Given entries:
####################

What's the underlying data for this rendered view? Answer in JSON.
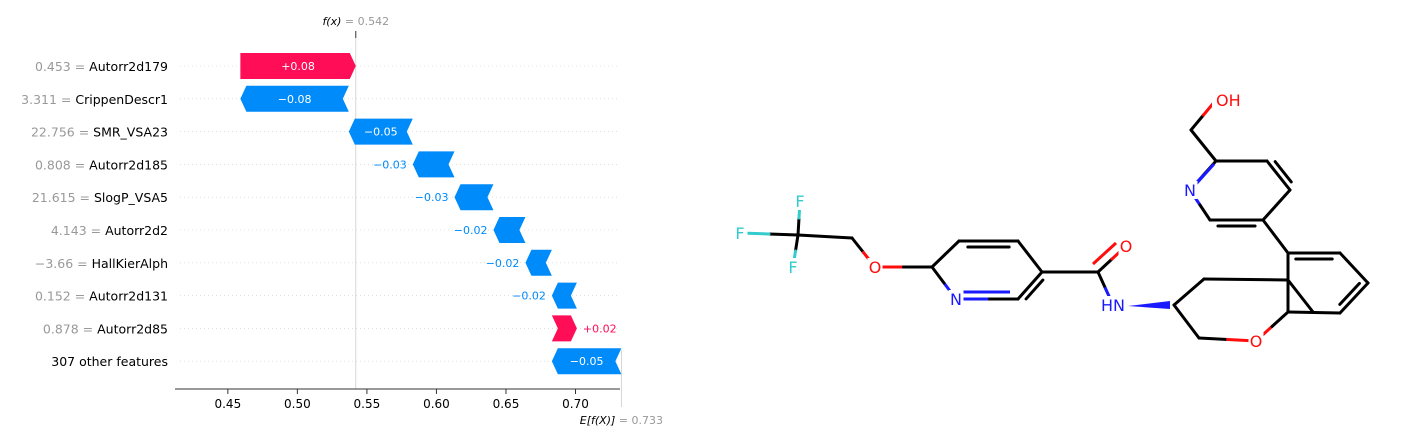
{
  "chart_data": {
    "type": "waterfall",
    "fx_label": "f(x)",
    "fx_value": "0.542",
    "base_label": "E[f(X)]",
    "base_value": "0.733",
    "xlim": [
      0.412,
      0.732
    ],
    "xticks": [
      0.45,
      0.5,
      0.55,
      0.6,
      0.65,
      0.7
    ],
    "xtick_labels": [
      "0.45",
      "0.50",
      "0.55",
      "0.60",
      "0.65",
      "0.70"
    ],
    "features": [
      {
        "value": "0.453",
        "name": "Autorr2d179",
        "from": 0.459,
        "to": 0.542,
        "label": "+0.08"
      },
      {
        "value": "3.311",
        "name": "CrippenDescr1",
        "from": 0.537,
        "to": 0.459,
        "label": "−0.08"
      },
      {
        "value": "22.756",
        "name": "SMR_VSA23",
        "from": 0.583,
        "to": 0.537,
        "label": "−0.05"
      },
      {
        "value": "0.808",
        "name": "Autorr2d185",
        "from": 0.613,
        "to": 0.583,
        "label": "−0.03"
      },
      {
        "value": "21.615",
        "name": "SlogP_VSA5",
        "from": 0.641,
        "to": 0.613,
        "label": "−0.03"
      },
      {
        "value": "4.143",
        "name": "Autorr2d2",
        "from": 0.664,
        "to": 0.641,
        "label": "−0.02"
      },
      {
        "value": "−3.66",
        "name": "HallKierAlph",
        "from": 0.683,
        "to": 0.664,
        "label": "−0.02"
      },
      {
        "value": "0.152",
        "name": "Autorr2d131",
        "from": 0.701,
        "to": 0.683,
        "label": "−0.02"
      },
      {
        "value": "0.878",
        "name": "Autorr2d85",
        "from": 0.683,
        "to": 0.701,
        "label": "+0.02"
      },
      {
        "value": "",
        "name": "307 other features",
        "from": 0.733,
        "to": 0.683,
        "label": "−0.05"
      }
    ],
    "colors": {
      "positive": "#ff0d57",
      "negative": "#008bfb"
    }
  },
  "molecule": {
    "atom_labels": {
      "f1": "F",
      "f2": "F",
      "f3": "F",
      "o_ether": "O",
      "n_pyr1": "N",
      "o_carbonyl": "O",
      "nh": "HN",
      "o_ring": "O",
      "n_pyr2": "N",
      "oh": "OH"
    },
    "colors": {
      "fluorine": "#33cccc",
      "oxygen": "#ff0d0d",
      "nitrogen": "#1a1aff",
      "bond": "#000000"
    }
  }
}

####################

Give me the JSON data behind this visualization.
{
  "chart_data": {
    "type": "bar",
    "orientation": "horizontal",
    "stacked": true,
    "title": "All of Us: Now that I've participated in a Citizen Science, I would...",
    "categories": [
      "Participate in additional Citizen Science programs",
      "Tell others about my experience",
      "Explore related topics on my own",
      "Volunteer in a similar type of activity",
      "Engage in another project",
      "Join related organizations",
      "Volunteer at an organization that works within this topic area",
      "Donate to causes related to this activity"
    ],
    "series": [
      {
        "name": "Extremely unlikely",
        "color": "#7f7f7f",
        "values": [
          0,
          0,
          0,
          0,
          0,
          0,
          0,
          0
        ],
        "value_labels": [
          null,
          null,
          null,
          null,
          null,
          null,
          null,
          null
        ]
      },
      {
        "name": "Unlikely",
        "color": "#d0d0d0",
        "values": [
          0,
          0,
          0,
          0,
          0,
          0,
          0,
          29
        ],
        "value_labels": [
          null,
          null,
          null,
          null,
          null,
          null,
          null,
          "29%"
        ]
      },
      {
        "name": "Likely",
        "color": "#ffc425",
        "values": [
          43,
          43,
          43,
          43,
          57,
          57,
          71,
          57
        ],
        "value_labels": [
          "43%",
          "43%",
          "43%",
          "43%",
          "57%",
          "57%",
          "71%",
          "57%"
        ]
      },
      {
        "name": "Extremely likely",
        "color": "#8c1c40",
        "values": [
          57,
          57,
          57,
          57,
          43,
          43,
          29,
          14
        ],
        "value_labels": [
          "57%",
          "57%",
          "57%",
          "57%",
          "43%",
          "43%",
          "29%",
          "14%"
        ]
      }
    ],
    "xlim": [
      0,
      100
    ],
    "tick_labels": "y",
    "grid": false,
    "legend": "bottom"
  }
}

####################

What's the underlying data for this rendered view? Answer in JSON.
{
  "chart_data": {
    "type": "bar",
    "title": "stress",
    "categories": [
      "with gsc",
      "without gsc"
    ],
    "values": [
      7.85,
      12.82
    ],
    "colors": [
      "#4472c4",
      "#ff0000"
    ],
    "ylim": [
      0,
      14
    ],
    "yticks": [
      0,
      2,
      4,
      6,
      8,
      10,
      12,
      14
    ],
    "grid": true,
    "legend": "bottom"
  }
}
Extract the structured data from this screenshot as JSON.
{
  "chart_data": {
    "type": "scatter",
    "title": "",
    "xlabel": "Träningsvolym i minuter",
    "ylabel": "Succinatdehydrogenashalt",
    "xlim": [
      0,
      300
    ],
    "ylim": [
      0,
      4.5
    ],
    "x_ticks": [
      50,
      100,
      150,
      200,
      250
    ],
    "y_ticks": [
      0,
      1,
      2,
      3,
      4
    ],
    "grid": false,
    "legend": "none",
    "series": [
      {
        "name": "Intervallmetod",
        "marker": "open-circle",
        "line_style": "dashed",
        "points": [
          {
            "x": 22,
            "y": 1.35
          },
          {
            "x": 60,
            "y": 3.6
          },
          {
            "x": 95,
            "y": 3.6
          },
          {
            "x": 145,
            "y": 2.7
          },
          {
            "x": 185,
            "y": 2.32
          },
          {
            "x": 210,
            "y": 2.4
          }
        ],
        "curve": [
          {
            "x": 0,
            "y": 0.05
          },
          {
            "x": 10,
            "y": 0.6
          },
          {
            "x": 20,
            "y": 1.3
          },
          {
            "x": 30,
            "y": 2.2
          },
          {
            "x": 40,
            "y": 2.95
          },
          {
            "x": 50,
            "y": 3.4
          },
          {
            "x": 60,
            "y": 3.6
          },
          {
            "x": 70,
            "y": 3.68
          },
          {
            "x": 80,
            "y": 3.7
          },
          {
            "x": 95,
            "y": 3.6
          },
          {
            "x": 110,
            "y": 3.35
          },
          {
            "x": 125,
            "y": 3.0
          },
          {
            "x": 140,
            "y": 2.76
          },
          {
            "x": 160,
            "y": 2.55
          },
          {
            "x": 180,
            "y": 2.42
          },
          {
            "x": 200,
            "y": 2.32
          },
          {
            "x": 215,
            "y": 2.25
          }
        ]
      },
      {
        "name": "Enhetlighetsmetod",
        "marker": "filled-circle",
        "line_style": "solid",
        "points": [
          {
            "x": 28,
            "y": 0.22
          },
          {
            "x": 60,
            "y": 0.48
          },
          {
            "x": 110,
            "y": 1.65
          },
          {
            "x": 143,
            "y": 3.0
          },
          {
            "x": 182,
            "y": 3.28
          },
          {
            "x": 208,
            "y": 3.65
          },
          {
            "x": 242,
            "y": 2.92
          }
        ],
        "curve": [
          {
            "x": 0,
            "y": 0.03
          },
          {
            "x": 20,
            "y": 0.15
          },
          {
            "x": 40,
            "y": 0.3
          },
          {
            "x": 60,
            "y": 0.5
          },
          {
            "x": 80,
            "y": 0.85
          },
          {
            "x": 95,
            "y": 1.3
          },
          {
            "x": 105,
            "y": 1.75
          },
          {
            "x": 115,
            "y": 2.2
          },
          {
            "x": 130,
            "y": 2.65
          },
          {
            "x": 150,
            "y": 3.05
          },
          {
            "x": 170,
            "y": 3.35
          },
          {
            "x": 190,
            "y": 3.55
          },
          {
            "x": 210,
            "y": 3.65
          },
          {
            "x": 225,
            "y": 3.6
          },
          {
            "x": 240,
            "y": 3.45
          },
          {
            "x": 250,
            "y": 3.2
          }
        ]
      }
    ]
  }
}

####################

Exercise: Copy every line above that holds the word "Extremely".

Answer to the exercise:
        "name": "Extremely unlikely",
        "name": "Extremely likely",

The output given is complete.